== Extracted entries
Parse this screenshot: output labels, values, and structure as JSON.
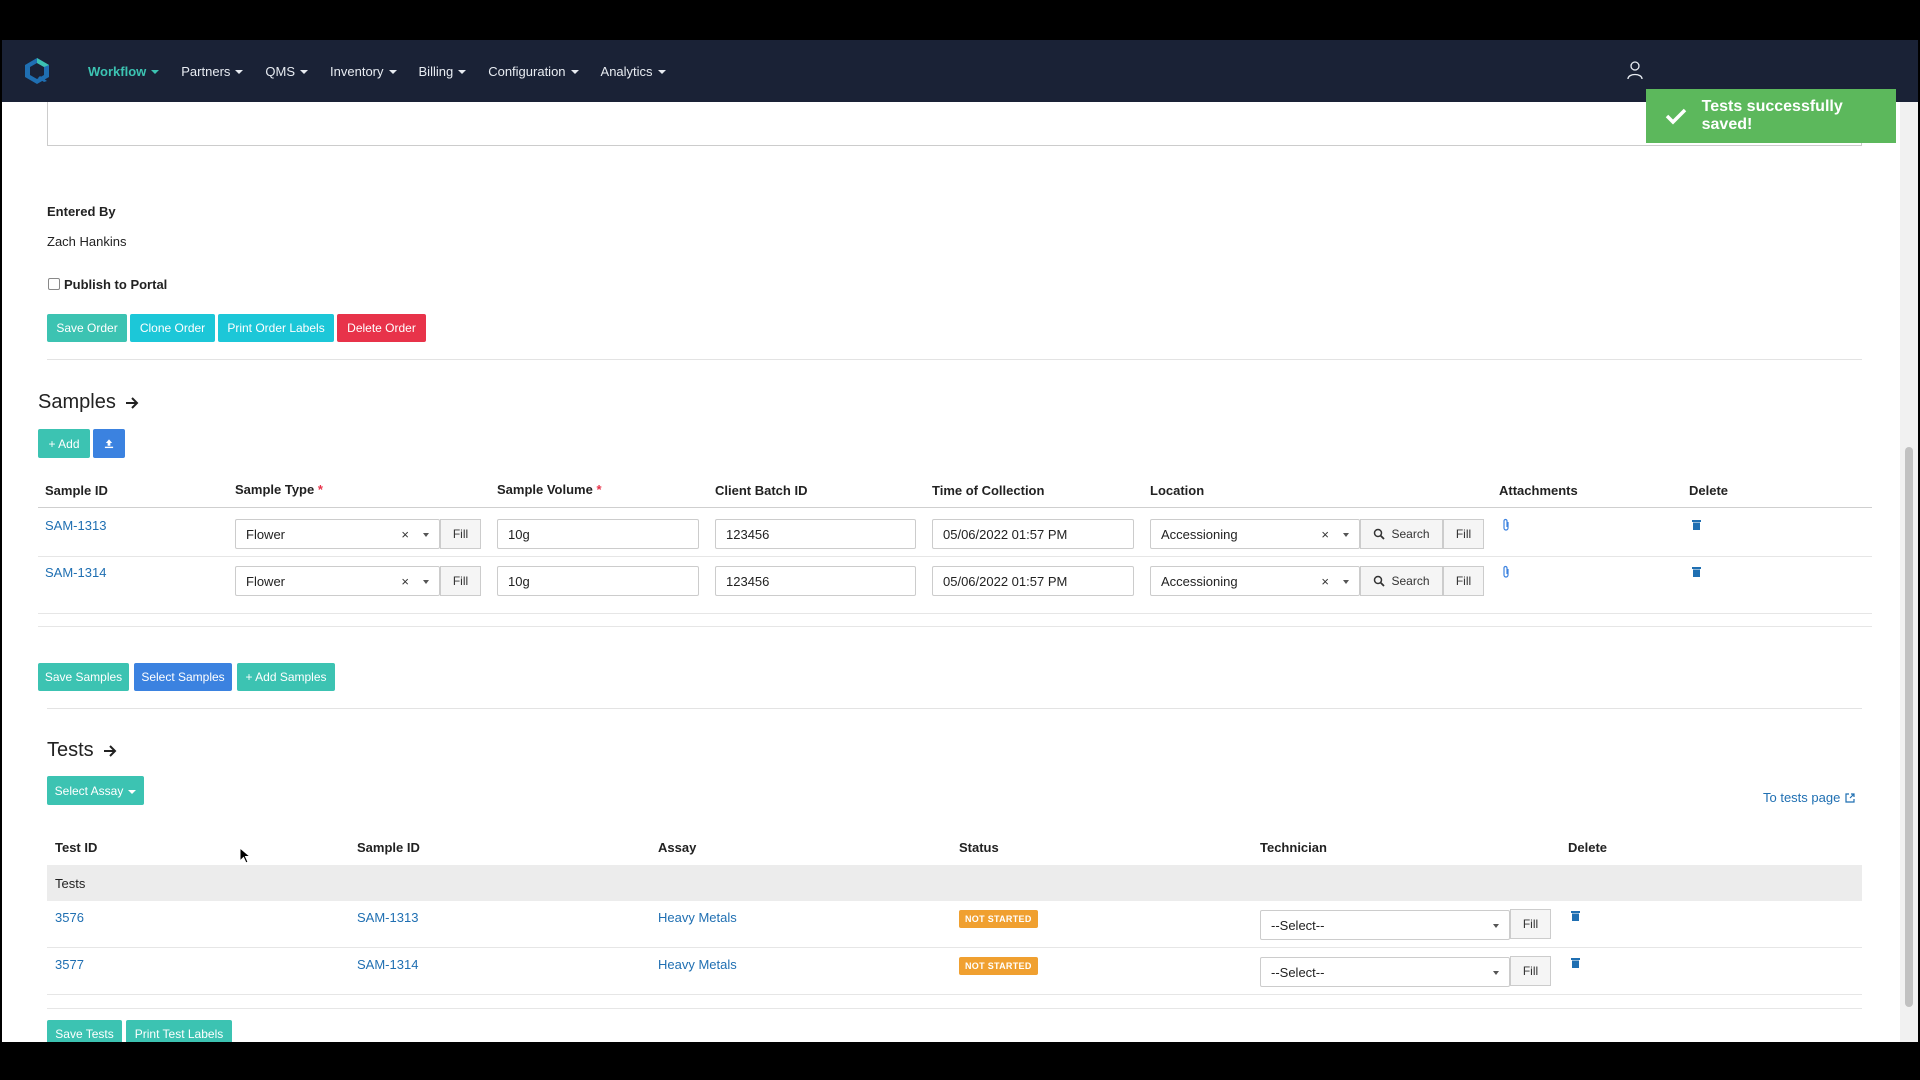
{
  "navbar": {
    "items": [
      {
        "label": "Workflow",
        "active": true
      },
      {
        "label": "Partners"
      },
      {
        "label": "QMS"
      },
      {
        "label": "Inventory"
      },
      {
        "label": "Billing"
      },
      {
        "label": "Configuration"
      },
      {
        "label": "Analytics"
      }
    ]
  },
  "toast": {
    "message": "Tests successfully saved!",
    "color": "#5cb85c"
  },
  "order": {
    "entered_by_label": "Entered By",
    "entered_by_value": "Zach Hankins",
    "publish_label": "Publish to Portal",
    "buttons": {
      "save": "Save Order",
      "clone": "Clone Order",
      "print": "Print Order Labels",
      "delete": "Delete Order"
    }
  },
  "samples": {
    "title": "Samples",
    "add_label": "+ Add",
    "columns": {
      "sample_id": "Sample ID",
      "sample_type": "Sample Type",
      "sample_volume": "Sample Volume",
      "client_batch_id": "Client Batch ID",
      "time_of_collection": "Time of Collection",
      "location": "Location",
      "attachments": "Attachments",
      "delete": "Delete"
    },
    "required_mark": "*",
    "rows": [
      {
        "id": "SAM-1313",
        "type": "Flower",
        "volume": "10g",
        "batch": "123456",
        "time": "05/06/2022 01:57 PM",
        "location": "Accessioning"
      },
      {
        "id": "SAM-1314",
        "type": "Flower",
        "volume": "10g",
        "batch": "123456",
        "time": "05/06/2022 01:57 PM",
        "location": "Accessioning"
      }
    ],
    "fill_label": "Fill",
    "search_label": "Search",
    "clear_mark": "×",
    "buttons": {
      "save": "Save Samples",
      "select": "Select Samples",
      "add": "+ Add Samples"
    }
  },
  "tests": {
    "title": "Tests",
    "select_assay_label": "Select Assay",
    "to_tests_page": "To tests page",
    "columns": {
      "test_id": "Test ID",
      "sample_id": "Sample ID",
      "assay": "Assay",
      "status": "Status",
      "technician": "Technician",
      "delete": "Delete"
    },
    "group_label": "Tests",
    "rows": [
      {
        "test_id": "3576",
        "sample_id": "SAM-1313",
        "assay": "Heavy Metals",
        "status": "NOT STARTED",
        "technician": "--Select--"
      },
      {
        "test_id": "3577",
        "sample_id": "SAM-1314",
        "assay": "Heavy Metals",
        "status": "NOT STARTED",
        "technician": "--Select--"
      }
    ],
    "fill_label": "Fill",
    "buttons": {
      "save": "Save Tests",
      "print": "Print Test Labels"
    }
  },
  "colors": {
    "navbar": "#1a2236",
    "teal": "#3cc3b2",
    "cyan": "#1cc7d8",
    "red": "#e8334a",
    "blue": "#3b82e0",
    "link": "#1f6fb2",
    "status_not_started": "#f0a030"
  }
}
====
Your goal » Repeat the records above exactly, without any pictures.

Exercise answer »
Parse this screenshot: output labels, values, and structure as JSON.
{
  "navbar": {
    "items": [
      {
        "label": "Workflow",
        "active": true
      },
      {
        "label": "Partners"
      },
      {
        "label": "QMS"
      },
      {
        "label": "Inventory"
      },
      {
        "label": "Billing"
      },
      {
        "label": "Configuration"
      },
      {
        "label": "Analytics"
      }
    ]
  },
  "toast": {
    "message": "Tests successfully saved!",
    "color": "#5cb85c"
  },
  "order": {
    "entered_by_label": "Entered By",
    "entered_by_value": "Zach Hankins",
    "publish_label": "Publish to Portal",
    "buttons": {
      "save": "Save Order",
      "clone": "Clone Order",
      "print": "Print Order Labels",
      "delete": "Delete Order"
    }
  },
  "samples": {
    "title": "Samples",
    "add_label": "+ Add",
    "columns": {
      "sample_id": "Sample ID",
      "sample_type": "Sample Type",
      "sample_volume": "Sample Volume",
      "client_batch_id": "Client Batch ID",
      "time_of_collection": "Time of Collection",
      "location": "Location",
      "attachments": "Attachments",
      "delete": "Delete"
    },
    "required_mark": "*",
    "rows": [
      {
        "id": "SAM-1313",
        "type": "Flower",
        "volume": "10g",
        "batch": "123456",
        "time": "05/06/2022 01:57 PM",
        "location": "Accessioning"
      },
      {
        "id": "SAM-1314",
        "type": "Flower",
        "volume": "10g",
        "batch": "123456",
        "time": "05/06/2022 01:57 PM",
        "location": "Accessioning"
      }
    ],
    "fill_label": "Fill",
    "search_label": "Search",
    "clear_mark": "×",
    "buttons": {
      "save": "Save Samples",
      "select": "Select Samples",
      "add": "+ Add Samples"
    }
  },
  "tests": {
    "title": "Tests",
    "select_assay_label": "Select Assay",
    "to_tests_page": "To tests page",
    "columns": {
      "test_id": "Test ID",
      "sample_id": "Sample ID",
      "assay": "Assay",
      "status": "Status",
      "technician": "Technician",
      "delete": "Delete"
    },
    "group_label": "Tests",
    "rows": [
      {
        "test_id": "3576",
        "sample_id": "SAM-1313",
        "assay": "Heavy Metals",
        "status": "NOT STARTED",
        "technician": "--Select--"
      },
      {
        "test_id": "3577",
        "sample_id": "SAM-1314",
        "assay": "Heavy Metals",
        "status": "NOT STARTED",
        "technician": "--Select--"
      }
    ],
    "fill_label": "Fill",
    "buttons": {
      "save": "Save Tests",
      "print": "Print Test Labels"
    }
  },
  "colors": {
    "navbar": "#1a2236",
    "teal": "#3cc3b2",
    "cyan": "#1cc7d8",
    "red": "#e8334a",
    "blue": "#3b82e0",
    "link": "#1f6fb2",
    "status_not_started": "#f0a030"
  }
}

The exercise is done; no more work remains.